## Exercise goal
Each line that contains the word "TRACE" counts once; give the total for the records below and nothing else.

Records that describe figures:
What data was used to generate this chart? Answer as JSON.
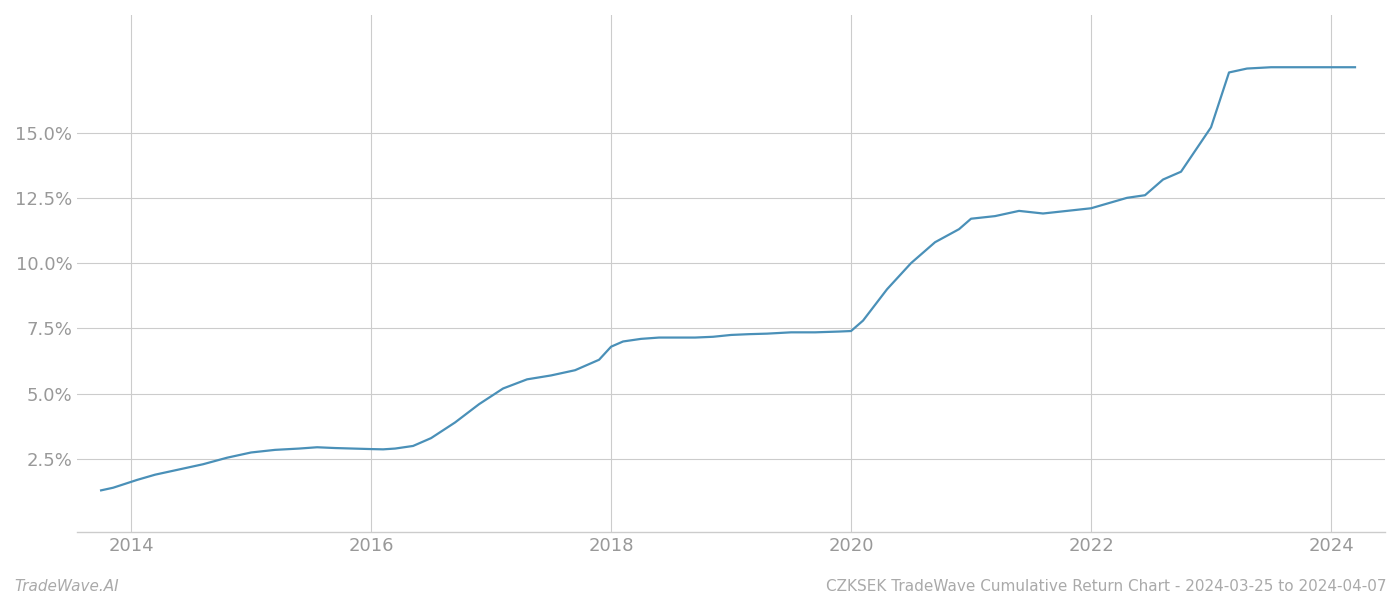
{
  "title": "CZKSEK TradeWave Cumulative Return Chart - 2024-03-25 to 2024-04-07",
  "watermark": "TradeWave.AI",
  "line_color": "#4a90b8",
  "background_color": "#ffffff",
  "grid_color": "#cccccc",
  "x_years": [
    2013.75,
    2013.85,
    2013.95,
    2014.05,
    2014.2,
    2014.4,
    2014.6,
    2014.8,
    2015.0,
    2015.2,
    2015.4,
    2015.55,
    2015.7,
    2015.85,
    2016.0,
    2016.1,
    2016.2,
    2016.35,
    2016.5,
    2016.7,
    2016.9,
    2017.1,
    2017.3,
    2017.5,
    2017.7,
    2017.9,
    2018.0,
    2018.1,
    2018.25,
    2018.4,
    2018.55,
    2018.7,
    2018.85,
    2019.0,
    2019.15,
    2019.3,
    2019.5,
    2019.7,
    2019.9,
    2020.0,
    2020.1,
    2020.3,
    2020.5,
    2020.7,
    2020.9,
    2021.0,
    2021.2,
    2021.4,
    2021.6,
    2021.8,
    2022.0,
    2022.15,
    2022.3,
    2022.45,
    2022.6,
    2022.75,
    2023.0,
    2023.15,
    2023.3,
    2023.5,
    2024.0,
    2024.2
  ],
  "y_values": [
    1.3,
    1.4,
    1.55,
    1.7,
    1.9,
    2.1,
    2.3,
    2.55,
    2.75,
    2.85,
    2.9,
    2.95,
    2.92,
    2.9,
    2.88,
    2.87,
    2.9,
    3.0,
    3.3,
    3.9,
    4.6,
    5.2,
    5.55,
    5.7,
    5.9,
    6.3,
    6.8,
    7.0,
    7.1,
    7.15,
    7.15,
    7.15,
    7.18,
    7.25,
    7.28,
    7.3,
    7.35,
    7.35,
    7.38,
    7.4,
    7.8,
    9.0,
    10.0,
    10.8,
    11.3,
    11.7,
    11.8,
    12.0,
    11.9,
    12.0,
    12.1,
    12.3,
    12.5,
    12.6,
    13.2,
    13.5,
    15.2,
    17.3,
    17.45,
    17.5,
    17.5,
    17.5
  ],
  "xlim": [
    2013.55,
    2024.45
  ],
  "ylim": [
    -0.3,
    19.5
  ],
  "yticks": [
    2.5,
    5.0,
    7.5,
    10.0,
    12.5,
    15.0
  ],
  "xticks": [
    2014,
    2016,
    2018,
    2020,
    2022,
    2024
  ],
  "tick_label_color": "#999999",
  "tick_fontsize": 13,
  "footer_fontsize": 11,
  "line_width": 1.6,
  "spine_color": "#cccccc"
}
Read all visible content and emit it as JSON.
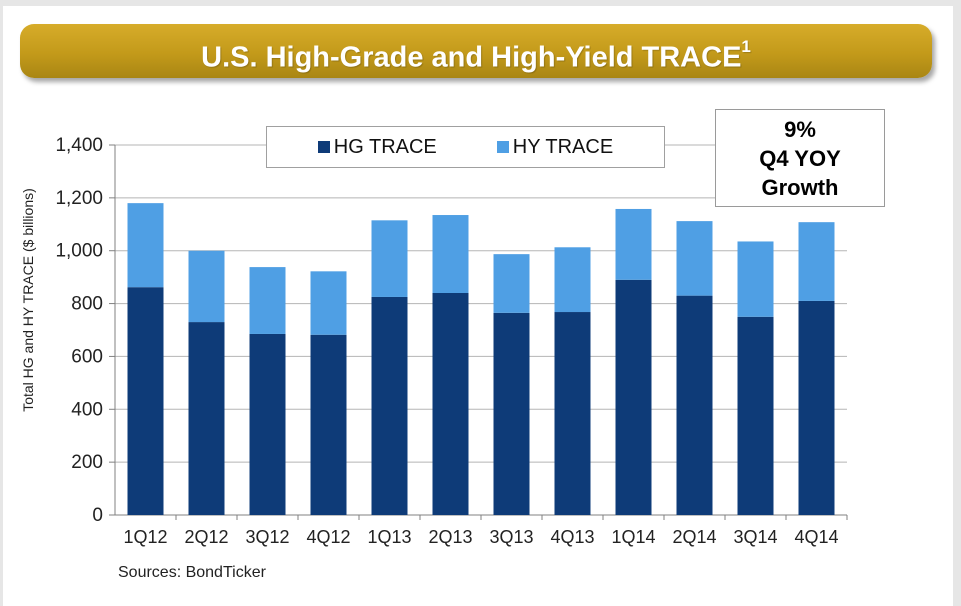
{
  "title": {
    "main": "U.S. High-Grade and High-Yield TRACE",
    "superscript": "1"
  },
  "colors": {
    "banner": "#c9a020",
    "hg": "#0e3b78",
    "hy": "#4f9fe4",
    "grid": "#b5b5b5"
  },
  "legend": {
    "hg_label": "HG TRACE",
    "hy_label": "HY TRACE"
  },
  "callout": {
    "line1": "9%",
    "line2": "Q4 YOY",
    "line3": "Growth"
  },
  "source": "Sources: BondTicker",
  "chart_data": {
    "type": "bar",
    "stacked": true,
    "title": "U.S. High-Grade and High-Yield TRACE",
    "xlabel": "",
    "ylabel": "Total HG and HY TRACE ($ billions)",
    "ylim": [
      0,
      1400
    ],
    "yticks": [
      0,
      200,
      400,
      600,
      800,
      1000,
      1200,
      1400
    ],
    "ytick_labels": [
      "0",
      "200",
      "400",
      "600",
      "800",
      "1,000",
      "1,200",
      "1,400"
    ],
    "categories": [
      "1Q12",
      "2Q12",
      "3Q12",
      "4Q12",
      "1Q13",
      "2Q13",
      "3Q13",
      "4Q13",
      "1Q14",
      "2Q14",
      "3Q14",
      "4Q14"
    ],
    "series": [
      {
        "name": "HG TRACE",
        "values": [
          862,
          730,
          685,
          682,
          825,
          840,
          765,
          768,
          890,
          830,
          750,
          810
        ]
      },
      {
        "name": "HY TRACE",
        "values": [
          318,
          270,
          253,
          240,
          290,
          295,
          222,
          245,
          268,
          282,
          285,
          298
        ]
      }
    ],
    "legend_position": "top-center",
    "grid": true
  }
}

## Expected output
7